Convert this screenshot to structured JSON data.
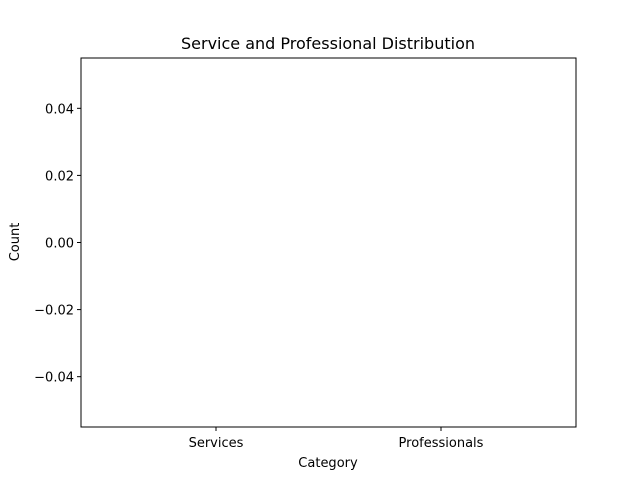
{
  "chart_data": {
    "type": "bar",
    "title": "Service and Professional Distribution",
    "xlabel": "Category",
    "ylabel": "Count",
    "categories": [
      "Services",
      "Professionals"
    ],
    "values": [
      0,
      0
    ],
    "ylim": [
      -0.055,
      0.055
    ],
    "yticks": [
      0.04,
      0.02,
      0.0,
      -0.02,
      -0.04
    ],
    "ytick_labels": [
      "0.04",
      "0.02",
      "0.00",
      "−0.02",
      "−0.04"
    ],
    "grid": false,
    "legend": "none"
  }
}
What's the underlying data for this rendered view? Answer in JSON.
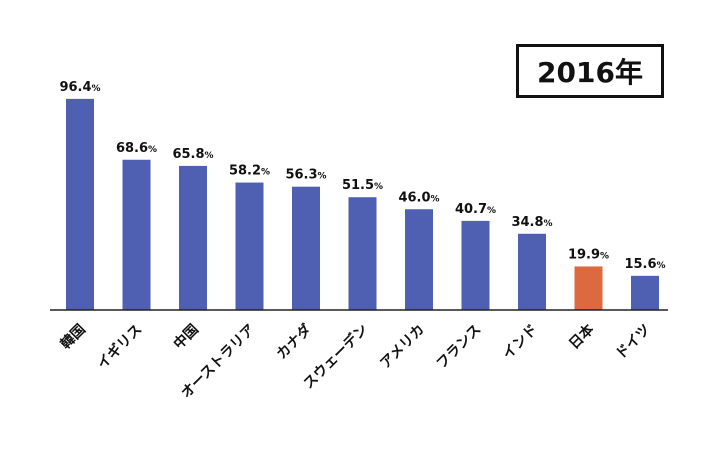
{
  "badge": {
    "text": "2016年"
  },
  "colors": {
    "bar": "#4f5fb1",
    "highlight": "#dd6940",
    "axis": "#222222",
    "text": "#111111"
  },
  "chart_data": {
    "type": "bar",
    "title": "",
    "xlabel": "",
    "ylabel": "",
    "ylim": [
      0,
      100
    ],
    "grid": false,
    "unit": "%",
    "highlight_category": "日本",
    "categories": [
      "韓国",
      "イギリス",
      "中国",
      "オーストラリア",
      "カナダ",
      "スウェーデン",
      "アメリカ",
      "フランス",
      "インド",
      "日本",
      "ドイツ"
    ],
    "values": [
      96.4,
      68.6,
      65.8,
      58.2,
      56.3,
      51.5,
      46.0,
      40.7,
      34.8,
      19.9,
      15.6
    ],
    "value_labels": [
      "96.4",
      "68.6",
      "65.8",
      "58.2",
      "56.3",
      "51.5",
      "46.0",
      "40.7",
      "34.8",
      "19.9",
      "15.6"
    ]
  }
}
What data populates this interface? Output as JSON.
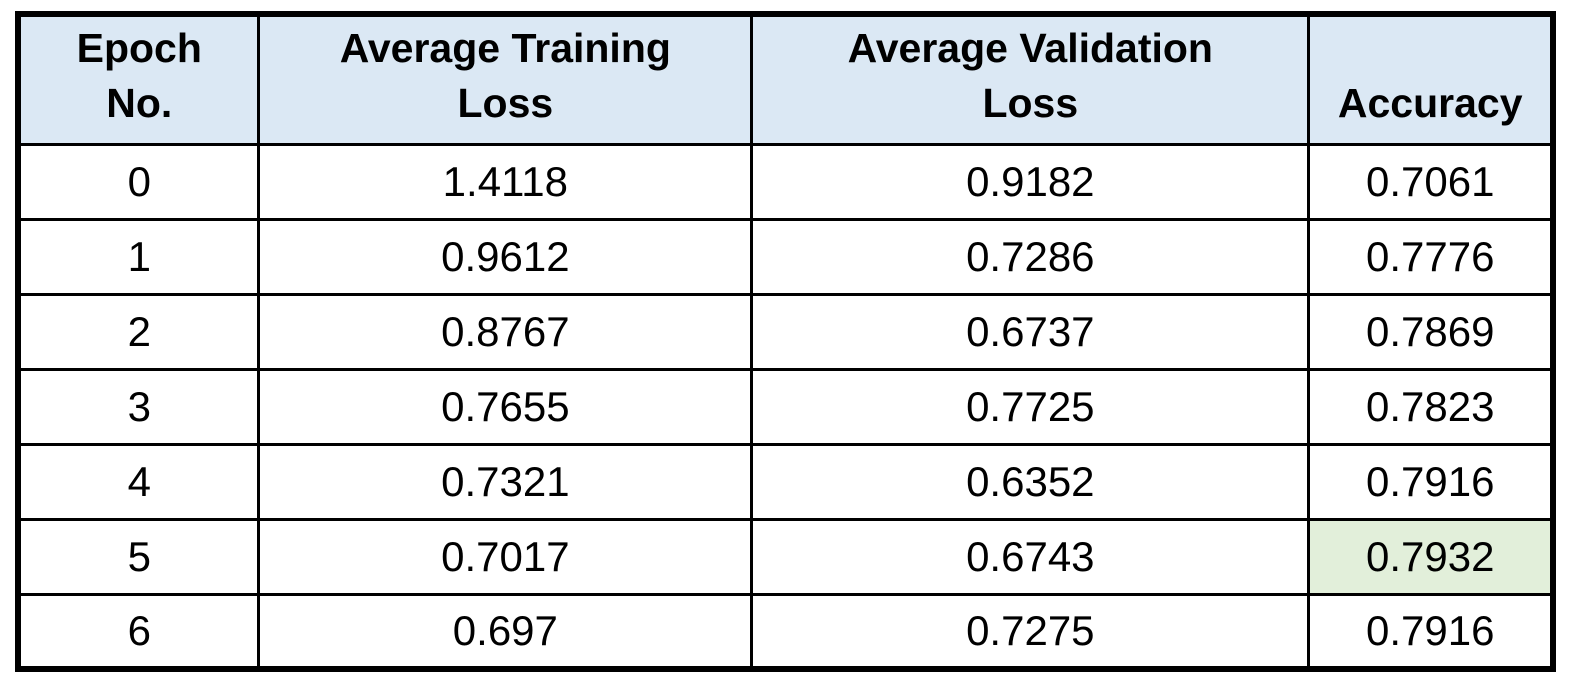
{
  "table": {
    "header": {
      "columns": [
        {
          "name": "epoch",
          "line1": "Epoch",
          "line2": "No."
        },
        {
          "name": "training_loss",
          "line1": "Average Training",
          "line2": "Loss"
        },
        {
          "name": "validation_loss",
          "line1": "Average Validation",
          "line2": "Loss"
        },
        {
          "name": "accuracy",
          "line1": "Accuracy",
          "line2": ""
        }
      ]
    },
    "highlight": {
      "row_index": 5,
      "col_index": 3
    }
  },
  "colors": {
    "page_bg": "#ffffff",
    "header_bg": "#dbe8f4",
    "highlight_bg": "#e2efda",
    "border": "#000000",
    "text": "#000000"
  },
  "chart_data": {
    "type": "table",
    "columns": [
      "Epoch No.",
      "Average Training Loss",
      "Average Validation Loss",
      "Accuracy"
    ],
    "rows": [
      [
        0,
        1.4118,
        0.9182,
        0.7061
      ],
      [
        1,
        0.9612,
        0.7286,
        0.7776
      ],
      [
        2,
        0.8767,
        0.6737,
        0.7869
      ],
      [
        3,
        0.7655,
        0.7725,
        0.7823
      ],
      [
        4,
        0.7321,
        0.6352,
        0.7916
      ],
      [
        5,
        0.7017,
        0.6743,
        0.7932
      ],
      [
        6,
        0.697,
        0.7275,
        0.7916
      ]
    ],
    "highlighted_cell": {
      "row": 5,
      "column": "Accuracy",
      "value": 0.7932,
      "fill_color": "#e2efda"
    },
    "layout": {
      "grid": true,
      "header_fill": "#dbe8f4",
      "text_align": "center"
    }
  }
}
============
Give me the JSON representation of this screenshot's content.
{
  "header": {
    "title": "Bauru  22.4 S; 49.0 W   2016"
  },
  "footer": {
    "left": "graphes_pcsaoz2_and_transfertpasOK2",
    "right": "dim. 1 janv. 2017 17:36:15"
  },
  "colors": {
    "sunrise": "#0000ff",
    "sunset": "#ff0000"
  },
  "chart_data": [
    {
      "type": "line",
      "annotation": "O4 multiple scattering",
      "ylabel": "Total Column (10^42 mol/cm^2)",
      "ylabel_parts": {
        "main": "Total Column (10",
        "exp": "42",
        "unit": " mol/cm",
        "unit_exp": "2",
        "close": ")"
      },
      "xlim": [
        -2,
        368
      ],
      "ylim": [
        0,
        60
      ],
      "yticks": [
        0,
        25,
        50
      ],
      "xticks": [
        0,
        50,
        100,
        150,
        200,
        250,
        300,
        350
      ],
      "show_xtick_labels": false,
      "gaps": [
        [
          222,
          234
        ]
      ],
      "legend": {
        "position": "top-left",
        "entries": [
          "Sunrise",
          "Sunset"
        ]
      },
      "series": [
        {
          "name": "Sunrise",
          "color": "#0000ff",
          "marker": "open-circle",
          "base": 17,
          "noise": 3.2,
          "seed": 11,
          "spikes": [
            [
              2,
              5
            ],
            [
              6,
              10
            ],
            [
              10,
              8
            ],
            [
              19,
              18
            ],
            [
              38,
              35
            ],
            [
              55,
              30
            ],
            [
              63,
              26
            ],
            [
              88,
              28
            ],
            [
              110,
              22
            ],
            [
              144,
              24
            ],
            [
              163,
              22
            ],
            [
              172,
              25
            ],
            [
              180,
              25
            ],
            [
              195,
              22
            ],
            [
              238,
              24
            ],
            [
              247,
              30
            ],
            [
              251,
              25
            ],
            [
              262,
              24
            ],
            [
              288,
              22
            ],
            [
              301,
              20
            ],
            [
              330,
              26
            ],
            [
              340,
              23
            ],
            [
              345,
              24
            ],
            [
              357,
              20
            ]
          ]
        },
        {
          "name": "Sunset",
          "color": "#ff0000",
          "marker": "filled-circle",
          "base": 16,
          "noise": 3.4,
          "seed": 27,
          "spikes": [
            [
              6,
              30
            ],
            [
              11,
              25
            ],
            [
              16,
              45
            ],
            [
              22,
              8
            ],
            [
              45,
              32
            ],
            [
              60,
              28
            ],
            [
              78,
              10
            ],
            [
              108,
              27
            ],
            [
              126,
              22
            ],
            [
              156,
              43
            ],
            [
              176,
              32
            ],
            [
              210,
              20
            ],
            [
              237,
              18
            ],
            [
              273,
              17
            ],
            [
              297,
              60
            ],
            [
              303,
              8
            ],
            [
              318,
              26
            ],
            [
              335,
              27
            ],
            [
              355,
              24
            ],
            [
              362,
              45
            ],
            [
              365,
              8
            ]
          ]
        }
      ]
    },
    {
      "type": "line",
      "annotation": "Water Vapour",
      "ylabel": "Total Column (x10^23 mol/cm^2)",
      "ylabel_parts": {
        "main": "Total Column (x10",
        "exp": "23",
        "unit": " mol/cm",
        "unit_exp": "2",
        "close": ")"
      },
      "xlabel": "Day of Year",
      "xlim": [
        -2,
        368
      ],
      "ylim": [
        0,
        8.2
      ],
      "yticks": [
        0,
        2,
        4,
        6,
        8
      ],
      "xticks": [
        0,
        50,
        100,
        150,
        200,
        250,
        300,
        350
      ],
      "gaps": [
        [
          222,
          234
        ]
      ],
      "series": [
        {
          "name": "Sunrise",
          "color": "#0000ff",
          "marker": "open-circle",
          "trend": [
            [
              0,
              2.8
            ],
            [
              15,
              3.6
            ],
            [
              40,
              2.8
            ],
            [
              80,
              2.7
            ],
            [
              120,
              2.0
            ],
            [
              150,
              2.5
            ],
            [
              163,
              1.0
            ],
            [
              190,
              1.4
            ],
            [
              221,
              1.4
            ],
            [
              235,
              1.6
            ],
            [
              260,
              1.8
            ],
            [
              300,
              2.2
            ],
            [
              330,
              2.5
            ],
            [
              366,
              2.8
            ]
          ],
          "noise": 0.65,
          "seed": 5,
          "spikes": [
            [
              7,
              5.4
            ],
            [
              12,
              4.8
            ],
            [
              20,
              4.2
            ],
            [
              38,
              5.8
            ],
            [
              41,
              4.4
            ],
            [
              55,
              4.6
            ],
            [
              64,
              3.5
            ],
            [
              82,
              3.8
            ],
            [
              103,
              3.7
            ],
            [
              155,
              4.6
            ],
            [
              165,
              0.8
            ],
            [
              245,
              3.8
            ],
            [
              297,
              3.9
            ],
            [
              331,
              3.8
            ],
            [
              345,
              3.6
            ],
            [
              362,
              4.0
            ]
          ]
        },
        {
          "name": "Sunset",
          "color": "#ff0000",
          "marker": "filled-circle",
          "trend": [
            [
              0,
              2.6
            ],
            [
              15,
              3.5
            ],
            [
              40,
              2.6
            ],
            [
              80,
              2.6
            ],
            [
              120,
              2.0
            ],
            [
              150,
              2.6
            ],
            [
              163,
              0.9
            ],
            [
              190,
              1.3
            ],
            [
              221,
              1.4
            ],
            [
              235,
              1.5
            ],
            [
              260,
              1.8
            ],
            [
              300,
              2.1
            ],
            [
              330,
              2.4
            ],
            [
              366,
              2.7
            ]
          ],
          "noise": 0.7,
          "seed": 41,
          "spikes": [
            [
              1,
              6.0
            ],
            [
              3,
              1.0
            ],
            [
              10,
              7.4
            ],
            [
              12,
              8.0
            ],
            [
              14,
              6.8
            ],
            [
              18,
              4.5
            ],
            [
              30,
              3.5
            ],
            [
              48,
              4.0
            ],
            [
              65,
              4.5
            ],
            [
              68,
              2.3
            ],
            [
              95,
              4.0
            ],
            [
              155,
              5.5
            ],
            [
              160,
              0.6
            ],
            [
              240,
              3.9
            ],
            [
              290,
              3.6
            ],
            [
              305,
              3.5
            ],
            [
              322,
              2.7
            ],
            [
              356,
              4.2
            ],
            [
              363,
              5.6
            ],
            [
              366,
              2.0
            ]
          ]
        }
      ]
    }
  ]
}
============
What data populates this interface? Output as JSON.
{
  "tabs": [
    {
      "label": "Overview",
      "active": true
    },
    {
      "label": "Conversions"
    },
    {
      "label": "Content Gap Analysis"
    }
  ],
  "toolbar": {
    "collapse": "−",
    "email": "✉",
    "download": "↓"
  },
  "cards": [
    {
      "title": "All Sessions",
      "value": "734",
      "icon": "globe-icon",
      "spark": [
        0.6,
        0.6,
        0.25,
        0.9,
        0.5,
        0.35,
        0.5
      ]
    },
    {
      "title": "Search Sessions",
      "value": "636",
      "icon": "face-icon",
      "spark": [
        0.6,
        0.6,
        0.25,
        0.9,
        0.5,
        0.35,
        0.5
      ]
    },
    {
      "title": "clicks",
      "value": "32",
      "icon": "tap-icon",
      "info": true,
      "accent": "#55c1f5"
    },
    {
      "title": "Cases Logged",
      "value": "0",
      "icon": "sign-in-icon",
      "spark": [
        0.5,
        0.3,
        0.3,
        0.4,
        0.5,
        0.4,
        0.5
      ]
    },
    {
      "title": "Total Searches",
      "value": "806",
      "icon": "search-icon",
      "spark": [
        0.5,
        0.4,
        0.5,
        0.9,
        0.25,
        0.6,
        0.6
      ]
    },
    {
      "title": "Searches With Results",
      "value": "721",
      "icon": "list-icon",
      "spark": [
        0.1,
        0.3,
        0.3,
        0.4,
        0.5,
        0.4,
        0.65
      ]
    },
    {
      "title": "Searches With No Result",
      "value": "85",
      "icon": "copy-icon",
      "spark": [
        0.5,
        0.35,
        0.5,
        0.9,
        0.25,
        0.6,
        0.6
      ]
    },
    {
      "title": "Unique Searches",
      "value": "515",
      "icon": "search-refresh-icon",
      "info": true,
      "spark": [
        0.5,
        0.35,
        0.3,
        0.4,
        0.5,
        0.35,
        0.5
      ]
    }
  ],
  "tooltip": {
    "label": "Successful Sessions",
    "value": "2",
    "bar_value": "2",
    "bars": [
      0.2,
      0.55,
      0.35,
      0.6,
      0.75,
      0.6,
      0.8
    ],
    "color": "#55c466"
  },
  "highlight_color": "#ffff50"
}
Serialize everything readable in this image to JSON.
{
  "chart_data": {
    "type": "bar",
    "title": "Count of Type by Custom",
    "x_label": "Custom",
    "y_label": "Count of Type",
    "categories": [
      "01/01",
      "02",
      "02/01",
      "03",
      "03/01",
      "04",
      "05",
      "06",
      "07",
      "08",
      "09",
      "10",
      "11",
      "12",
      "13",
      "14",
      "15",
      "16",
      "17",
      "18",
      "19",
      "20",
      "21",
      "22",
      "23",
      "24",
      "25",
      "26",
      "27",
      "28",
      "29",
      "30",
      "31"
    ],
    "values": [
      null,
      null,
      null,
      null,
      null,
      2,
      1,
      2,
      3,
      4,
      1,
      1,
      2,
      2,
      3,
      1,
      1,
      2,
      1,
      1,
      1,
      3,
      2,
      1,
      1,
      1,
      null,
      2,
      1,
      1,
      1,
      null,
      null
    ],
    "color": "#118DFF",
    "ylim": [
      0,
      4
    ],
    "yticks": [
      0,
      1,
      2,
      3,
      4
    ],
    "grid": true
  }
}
============
** INSTRUCTIONS FOR THE TASK **
From the listing, copy each line containing the word "name".

** WRITTEN REPLY **
          "name": "epoch",
          "name": "training_loss",
          "name": "validation_loss",
          "name": "accuracy",
          "name": "Sunrise",
          "name": "Sunset",
          "name": "Sunrise",
          "name": "Sunset",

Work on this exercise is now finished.